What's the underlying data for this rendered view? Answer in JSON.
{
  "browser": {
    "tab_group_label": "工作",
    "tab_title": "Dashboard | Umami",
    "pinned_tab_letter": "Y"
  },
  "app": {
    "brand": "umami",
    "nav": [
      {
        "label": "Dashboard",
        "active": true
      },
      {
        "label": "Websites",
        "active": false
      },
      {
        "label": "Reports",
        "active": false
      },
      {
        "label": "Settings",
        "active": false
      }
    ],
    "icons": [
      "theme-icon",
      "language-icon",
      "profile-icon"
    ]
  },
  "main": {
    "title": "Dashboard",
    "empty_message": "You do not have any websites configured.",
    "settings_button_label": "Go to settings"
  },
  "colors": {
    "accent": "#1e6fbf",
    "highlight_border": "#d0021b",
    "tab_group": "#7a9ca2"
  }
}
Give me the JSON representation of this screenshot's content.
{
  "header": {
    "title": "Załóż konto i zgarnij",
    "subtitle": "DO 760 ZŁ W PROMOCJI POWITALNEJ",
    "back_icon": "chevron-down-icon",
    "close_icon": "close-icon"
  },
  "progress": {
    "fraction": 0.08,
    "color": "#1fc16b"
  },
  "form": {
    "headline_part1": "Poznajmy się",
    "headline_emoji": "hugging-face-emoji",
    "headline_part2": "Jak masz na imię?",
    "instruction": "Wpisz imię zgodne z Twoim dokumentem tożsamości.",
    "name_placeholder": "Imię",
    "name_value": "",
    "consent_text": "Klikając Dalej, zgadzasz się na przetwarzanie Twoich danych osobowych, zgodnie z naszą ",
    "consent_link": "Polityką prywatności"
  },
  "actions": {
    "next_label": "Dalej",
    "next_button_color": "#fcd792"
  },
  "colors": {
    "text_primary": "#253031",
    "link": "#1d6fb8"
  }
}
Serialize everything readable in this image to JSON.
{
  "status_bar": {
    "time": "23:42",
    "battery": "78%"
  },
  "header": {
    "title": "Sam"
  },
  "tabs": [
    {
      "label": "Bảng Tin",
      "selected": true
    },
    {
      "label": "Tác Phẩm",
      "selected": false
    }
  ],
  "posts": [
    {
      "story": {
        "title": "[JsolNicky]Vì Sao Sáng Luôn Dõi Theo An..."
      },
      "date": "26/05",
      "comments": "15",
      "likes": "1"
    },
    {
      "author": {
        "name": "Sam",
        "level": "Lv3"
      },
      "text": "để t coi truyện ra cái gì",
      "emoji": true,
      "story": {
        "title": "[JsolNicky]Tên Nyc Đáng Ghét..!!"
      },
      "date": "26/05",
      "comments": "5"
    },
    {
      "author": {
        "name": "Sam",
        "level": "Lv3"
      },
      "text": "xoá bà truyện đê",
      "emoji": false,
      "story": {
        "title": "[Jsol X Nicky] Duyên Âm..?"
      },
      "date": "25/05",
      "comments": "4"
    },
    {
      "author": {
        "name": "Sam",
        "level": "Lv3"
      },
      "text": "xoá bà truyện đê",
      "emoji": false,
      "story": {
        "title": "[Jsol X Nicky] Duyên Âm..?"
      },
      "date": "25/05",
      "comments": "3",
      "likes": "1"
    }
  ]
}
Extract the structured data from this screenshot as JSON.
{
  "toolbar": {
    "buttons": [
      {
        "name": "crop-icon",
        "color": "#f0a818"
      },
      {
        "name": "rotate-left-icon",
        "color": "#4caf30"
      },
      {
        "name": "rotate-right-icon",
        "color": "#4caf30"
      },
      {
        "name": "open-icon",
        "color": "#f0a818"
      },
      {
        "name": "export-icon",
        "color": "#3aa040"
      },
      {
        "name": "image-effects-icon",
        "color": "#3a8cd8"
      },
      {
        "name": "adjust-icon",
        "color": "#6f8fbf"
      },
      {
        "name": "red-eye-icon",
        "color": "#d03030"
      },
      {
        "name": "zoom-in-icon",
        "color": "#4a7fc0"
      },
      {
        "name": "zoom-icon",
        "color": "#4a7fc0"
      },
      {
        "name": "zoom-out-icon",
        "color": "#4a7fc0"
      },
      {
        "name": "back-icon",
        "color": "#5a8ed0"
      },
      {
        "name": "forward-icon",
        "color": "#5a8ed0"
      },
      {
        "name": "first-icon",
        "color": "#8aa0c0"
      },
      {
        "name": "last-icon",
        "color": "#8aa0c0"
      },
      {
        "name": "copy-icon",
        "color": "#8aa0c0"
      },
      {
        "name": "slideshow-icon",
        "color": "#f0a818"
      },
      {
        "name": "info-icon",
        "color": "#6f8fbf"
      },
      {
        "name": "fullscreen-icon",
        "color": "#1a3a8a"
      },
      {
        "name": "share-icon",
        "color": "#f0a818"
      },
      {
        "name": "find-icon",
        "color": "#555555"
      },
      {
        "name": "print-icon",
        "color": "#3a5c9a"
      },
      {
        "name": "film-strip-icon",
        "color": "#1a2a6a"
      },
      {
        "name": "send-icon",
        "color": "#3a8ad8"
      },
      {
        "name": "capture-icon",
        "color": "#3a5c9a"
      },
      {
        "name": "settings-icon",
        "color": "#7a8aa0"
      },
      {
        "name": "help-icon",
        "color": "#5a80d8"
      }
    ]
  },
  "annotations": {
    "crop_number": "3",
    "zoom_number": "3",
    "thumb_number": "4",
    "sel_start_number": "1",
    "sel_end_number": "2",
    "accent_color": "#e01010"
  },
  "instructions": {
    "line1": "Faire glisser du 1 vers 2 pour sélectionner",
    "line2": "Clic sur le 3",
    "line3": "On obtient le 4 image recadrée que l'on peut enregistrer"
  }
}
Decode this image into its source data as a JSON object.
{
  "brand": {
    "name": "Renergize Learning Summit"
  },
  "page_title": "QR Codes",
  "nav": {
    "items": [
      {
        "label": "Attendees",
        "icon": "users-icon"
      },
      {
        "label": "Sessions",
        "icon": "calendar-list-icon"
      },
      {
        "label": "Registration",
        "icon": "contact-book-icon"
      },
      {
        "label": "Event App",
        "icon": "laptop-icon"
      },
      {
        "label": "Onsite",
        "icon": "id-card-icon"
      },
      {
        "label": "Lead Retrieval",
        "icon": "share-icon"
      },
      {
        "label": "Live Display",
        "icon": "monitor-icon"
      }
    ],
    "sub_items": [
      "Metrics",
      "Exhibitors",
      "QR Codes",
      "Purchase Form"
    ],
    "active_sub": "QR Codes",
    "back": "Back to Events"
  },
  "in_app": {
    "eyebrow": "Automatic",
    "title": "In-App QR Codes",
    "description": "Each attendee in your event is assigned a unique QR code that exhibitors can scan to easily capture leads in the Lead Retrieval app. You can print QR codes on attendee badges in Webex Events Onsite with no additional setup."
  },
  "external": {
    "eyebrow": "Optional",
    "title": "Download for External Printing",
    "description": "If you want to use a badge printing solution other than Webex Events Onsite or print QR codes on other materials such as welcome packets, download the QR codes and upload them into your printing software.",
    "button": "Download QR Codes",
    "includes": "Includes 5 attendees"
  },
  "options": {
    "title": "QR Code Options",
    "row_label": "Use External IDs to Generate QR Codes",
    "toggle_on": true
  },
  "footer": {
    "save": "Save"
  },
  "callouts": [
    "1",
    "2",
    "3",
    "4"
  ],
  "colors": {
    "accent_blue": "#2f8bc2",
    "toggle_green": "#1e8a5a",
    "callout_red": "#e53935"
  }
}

-=-=-=-=-

**Task:** Your task is to pick out every line with the string "Dalej" and copy it.

**Final answer:**
    "consent_text": "Klikając Dalej, zgadzasz się na przetwarzanie Twoich danych osobowych, zgodnie z naszą ",
    "next_label": "Dalej",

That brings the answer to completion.